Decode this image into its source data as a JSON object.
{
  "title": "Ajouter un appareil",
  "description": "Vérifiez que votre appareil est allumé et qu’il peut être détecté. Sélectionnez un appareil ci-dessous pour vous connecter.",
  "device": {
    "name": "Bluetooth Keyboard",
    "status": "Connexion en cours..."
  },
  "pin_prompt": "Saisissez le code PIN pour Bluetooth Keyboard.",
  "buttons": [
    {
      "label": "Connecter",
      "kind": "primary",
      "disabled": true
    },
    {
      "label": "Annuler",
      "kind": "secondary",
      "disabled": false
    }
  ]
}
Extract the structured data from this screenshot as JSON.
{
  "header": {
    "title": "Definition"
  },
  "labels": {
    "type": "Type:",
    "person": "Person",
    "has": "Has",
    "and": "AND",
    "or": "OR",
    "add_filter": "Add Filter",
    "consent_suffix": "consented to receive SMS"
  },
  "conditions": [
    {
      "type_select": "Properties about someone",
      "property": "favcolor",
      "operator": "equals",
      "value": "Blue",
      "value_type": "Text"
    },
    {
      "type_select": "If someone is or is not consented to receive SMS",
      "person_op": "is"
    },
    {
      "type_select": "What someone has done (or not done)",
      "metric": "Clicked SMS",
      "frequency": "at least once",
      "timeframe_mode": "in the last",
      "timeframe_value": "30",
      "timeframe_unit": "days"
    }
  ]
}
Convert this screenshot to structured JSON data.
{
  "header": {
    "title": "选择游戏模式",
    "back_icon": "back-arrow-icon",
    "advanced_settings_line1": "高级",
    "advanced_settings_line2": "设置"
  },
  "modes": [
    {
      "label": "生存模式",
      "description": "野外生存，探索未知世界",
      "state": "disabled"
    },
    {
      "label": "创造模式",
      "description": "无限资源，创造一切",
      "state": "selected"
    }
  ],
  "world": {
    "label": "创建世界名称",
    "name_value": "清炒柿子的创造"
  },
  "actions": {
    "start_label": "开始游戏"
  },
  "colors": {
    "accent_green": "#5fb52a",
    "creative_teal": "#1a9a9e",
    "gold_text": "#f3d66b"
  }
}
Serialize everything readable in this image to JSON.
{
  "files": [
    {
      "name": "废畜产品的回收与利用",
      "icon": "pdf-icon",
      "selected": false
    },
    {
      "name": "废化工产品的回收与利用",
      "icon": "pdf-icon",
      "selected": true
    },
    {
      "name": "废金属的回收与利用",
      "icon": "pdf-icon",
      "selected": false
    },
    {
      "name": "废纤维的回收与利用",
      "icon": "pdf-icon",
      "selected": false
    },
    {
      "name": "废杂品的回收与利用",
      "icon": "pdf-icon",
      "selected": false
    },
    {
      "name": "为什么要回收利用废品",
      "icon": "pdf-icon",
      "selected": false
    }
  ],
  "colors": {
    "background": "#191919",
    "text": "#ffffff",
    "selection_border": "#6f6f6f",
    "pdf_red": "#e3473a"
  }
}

·····

## Task instructions
Using the material above, work out how many lines contain the string "screenshot". Give that number alone.

## Exercise solution
2